> [Texto do documento]
36. A este fundamento o Meritíssimo Juiz “a quo” acrescenta um outro que não é de somenos, ou seja, as Recorrentes por sua livre e espontânea vontade acordaram e mantiveram neste caso a suspensão de 2008 a 2014, logo, pelo que, resulta daí por demais evidente, que as Recorrentes não têm qualquer necessidade, pressa ou urgência, nem a suspensão lhes acarreta qualquer prejuízo.

37. O edifício em causa está em bom estado de conservação e devidamente licenciado, existe no local há mais de 30 anos, não advém qualquer consequência se aí permanecer até final da acção principal, aliás, o mercado municipal existe e está em pleno funcionamento e, a Recorrente V..., S.A prosseguiu a execução do restante programa Polis.

38. A suspensão também em nada prejudica os demais proprietários das fracções e/ou os demais expropriados das fracções.

> [Itens armazenados]
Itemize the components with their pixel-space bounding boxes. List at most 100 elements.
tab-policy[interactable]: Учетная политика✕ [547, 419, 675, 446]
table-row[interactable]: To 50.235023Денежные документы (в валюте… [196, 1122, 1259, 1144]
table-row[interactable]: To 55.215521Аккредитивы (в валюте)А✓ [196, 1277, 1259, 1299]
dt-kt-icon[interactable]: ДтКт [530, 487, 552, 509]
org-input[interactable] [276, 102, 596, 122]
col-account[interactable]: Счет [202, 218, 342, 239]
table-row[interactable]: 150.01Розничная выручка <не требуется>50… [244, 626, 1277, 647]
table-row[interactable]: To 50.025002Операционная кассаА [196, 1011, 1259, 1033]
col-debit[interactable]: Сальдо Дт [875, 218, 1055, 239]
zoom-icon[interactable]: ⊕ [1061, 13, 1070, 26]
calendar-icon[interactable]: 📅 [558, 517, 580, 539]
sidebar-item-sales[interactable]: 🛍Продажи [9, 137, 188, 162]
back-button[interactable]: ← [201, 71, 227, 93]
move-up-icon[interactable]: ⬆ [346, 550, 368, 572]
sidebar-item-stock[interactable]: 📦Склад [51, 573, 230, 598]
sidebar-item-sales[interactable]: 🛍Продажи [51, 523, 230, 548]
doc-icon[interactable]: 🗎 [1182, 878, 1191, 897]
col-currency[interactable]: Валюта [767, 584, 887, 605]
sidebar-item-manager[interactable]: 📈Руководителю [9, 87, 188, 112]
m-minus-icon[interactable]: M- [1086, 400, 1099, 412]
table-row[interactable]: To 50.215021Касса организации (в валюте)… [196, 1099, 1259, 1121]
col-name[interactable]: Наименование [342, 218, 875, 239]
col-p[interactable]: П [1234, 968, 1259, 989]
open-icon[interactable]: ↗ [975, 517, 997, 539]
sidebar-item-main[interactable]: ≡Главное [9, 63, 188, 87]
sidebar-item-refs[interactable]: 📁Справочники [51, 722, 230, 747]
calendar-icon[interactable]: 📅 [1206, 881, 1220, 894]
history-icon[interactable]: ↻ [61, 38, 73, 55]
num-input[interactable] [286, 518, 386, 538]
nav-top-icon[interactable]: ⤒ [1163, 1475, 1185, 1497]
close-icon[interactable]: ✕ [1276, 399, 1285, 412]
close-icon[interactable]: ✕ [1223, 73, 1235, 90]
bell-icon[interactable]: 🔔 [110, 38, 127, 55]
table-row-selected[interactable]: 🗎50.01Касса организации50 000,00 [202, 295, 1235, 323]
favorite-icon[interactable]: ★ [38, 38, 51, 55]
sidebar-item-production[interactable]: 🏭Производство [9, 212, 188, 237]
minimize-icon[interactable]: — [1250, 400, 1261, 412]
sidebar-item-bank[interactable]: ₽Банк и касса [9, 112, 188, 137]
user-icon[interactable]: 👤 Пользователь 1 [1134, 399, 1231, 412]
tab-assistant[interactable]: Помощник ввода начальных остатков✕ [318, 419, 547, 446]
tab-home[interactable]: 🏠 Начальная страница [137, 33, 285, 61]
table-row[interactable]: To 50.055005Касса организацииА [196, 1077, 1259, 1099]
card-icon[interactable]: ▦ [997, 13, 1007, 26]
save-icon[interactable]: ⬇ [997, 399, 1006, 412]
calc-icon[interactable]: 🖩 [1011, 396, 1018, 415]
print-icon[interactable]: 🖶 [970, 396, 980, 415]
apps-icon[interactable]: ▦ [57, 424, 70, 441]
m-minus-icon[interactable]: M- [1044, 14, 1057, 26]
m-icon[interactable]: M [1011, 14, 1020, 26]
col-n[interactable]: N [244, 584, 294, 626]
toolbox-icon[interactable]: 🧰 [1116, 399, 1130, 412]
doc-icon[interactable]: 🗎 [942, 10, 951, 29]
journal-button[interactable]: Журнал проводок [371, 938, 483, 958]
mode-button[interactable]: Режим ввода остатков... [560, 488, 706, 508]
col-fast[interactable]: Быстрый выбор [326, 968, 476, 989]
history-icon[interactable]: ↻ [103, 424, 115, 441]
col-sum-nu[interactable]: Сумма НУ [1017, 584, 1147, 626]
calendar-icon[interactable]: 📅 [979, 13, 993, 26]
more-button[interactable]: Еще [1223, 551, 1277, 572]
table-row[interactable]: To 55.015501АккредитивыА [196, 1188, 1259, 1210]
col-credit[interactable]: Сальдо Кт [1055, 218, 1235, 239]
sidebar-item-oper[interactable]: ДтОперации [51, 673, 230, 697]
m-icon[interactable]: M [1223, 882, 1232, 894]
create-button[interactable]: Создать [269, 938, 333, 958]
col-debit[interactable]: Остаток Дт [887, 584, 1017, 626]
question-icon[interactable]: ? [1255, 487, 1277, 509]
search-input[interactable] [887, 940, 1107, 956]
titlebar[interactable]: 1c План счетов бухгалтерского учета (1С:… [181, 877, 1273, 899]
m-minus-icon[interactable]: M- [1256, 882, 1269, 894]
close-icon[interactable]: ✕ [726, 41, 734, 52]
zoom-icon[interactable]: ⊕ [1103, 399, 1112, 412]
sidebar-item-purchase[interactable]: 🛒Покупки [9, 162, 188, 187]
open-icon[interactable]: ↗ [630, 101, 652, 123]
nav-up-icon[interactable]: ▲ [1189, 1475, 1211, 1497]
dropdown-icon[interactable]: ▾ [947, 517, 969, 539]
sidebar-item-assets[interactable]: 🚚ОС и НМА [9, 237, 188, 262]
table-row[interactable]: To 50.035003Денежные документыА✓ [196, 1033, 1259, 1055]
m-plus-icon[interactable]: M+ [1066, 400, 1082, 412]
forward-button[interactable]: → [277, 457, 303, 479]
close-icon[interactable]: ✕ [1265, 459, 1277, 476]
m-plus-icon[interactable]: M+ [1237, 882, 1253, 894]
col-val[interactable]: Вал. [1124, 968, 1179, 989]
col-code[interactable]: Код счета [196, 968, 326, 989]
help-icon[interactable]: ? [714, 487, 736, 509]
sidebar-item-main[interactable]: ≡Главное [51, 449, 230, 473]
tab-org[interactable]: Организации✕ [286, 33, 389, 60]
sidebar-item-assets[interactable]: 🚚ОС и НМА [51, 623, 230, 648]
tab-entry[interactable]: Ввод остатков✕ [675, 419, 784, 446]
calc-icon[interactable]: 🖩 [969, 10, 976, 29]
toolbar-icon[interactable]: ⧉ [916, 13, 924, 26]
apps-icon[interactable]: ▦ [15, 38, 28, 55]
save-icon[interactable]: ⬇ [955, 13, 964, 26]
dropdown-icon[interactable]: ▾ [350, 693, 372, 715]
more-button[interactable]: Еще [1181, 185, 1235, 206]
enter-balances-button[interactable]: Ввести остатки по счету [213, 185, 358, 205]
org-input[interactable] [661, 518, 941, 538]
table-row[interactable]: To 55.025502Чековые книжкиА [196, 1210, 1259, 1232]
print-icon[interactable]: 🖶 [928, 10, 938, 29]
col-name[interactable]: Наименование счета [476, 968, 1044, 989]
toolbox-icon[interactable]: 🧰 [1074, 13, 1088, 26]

> [Instruções]
**1)** Reescreva o trecho do texto do documento que começa com as palavras que contêm "37. O edifício" e termina em "expropriados das fracções.", trocando "mercado municipal" por "mercado coberto".
**2)** Responda com base no texto do documento:
(a) Há quanto tempo o edifício existe no local?
(b) Durante que período as Recorrentes mantiveram a suspensão?
(c) Que programa a Recorrente V..., S.A prosseguiu?
**3)** Diga se cada afirmação concorda com o texto do documento e cite as palavras que o decidem:
(a) O edifício está em mau estado de conservação.
(b) O mercado municipal está em pleno funcionamento.
(c) A suspensão prejudica os demais proprietários das frações.

> [Resultados finais]
**1)**
37. O edifício em causa está em bom estado de conservação e devidamente licenciado, existe no local há mais de 30 anos, não advém qualquer consequência se aí permanecer até final da acção principal, aliás, o mercado coberto existe e está em pleno funcionamento e, a Recorrente V..., S.A prosseguiu a execução do restante programa Polis.

38. A suspensão também em nada prejudica os demais proprietários das fracções e/ou os demais expropriados das fracções.

**2)**
(a) Há mais de 30 anos.
(b) De 2008 a 2014.
(c) O restante programa Polis.

**3)**
(a) Não: "O edifício em causa está em bom estado de conservação".
(b) Sim: "o mercado municipal existe e está em pleno funcionamento".
(c) Não: "A suspensão também em nada prejudica os demais proprietários das fracções".